Give every line from the entries that contains "text".

━━ The input ━━

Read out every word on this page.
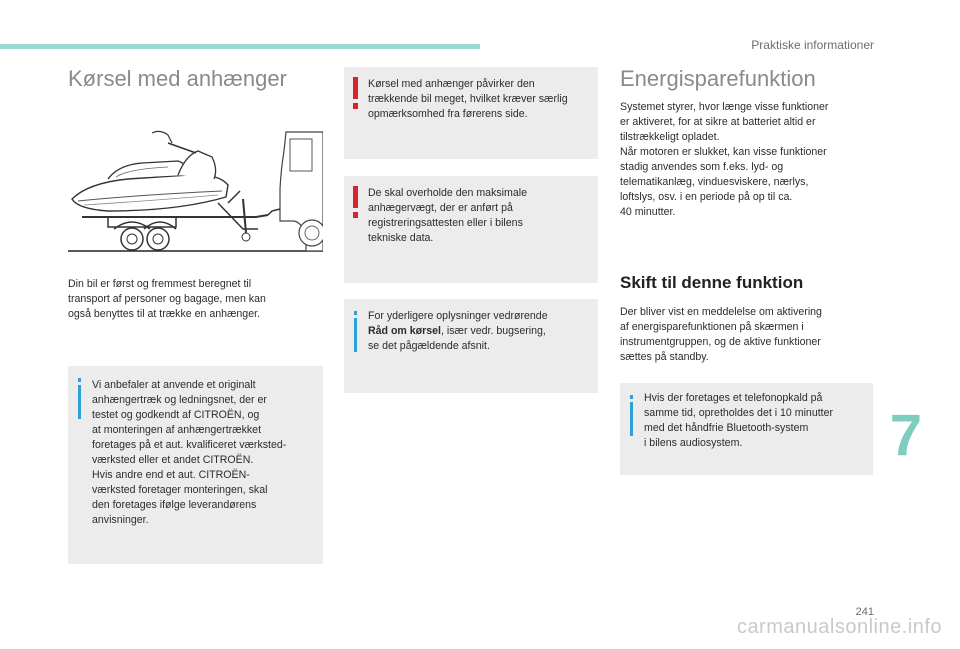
Praktiske informationer
Kørsel med anhænger
Din bil er først og fremmest beregnet til
transport af personer og bagage, men kan
også benyttes til at trække en anhænger.
Vi anbefaler at anvende et originalt
anhængertræk og ledningsnet, der er
testet og godkendt af CITROËN, og
at monteringen af anhængertrækket
foretages på et aut. kvalificeret værksted-
værksted eller et andet CITROËN.
Hvis andre end et aut. CITROËN-
værksted foretager monteringen, skal
den foretages ifølge leverandørens
anvisninger.
Kørsel med anhænger påvirker den
trækkende bil meget, hvilket kræver særlig
opmærksomhed fra førerens side.
De skal overholde den maksimale
anhægervægt, der er anført på
registreringsattesten eller i bilens
tekniske data.
For yderligere oplysninger vedrørende
Råd om kørsel, især vedr. bugsering,
se det pågældende afsnit.
Energisparefunktion
Systemet styrer, hvor længe visse funktioner
er aktiveret, for at sikre at batteriet altid er
tilstrækkeligt opladet.
Når motoren er slukket, kan visse funktioner
stadig anvendes som f.eks. lyd- og
telematikanlæg, vinduesviskere, nærlys,
loftslys, osv. i en periode på op til ca.
40 minutter.
Skift til denne funktion
Der bliver vist en meddelelse om aktivering
af energisparefunktionen på skærmen i
instrumentgruppen, og de aktive funktioner
sættes på standby.
Hvis der foretages et telefonopkald på
samme tid, opretholdes det i 10 minutter
med det håndfrie Bluetooth-system
i bilens audiosystem.	7
241
carmanualsonline.info
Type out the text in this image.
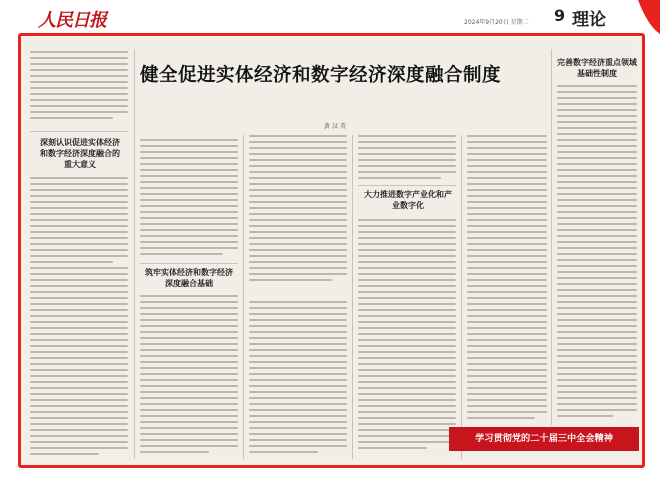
人民日报	2024年9月20日 星期二 9 理论
健全促进实体经济和数字经济深度融合制度
黄汉英
深刻认识促进实体经济和数字经济深度融合的重大意义
筑牢实体经济和数字经济深度融合基础
大力推进数字产业化和产业数字化
完善数字经济重点领域基础性制度
学习贯彻党的二十届三中全会精神
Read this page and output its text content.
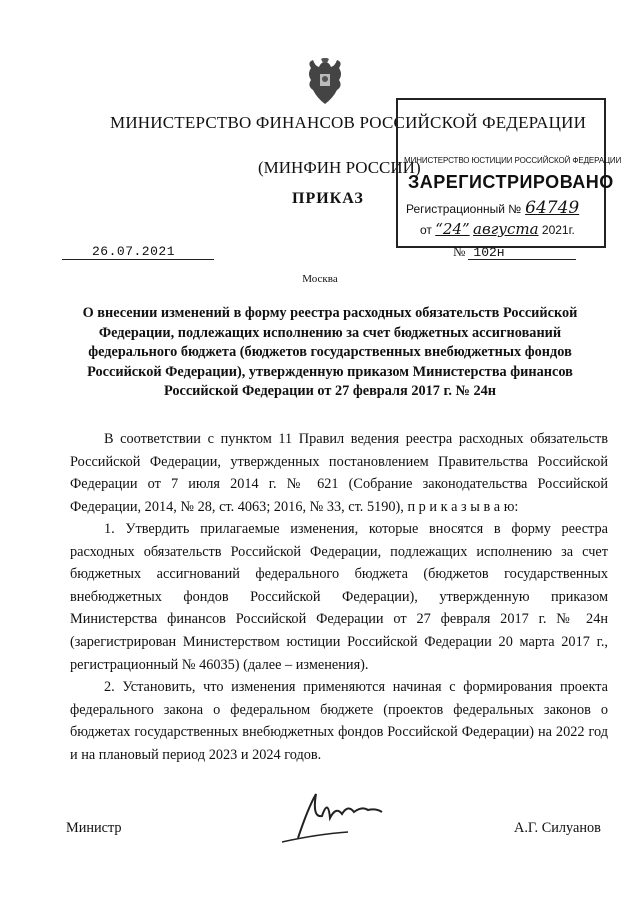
МИНИСТЕРСТВО ФИНАНСОВ РОССИЙСКОЙ ФЕДЕРАЦИИ
(МИНФИН РОССИИ)
ПРИКАЗ
МИНИСТЕРСТВО ЮСТИЦИИ РОССИЙСКОЙ ФЕДЕРАЦИИ
ЗАРЕГИСТРИРОВАНО
Регистрационный № 64749
от “24” августа 2021г.
26.07.2021	№ 102н
Москва
О внесении изменений в форму реестра расходных обязательств Российской Федерации, подлежащих исполнению за счет бюджетных ассигнований федерального бюджета (бюджетов государственных внебюджетных фондов Российской Федерации), утвержденную приказом Министерства финансов Российской Федерации от 27 февраля 2017 г. № 24н
В соответствии с пунктом 11 Правил ведения реестра расходных обязательств Российской Федерации, утвержденных постановлением Правительства Российской Федерации от 7 июля 2014 г. № 621 (Собрание законодательства Российской Федерации, 2014, № 28, ст. 4063; 2016, № 33, ст. 5190), п р и к а з ы в а ю:
1. Утвердить прилагаемые изменения, которые вносятся в форму реестра расходных обязательств Российской Федерации, подлежащих исполнению за счет бюджетных ассигнований федерального бюджета (бюджетов государственных внебюджетных фондов Российской Федерации), утвержденную приказом Министерства финансов Российской Федерации от 27 февраля 2017 г. № 24н (зарегистрирован Министерством юстиции Российской Федерации 20 марта 2017 г., регистрационный № 46035) (далее – изменения).
2. Установить, что изменения применяются начиная с формирования проекта федерального закона о федеральном бюджете (проектов федеральных законов о бюджетах государственных внебюджетных фондов Российской Федерации) на 2022 год и на плановый период 2023 и 2024 годов.
Министр	А.Г. Силуанов
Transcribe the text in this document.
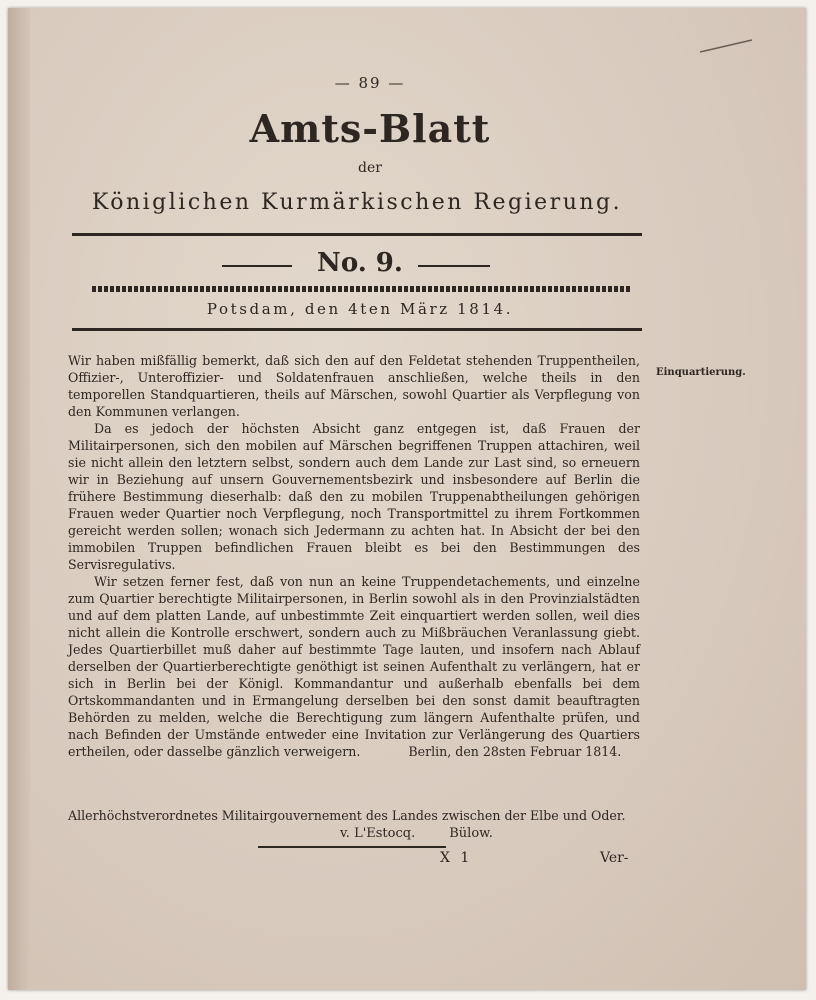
— 89 —
Amts-Blatt
der
Königlichen Kurmärkischen Regierung.
No. 9.
Potsdam, den 4ten März 1814.
Einquartierung.

Wir haben mißfällig bemerkt, daß sich den auf den Feldetat stehenden Truppentheilen, Offizier-, Unteroffizier- und Soldatenfrauen anschließen, welche theils in den temporellen Standquartieren, theils auf Märschen, sowohl Quartier als Verpflegung von den Kommunen verlangen.

Da es jedoch der höchsten Absicht ganz entgegen ist, daß Frauen der Militairpersonen, sich den mobilen auf Märschen begriffenen Truppen attachiren, weil sie nicht allein den letztern selbst, sondern auch dem Lande zur Last sind, so erneuern wir in Beziehung auf unsern Gouvernementsbezirk und insbesondere auf Berlin die frühere Bestimmung dieserhalb: daß den zu mobilen Truppenabtheilungen gehörigen Frauen weder Quartier noch Verpflegung, noch Transportmittel zu ihrem Fortkommen gereicht werden sollen; wonach sich Jedermann zu achten hat. In Absicht der bei den immobilen Truppen befindlichen Frauen bleibt es bei den Bestimmungen des Servisregulativs.

Wir setzen ferner fest, daß von nun an keine Truppendetachements, und einzelne zum Quartier berechtigte Militairpersonen, in Berlin sowohl als in den Provinzialstädten und auf dem platten Lande, auf unbestimmte Zeit einquartiert werden sollen, weil dies nicht allein die Kontrolle erschwert, sondern auch zu Mißbräuchen Veranlassung giebt. Jedes Quartierbillet muß daher auf bestimmte Tage lauten, und insofern nach Ablauf derselben der Quartierberechtigte genöthigt ist seinen Aufenthalt zu verlängern, hat er sich in Berlin bei der Königl. Kommandantur und außerhalb ebenfalls bei dem Ortskommandanten und in Ermangelung derselben bei den sonst damit beauftragten Behörden zu melden, welche die Berechtigung zum längern Aufenthalte prüfen, und nach Befinden der Umstände entweder eine Invitation zur Verlängerung des Quartiers ertheilen, oder dasselbe gänzlich verweigern.	Berlin, den 28sten Februar 1814.

Allerhöchstverordnetes Militairgouvernement des Landes zwischen der Elbe und Oder.
v. L'Estocq.	Bülow.
X 1	Ver-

━━━

Answer in full:
Type out the text in this image.
Read this page and output its text content.
Transcribe the text in this document.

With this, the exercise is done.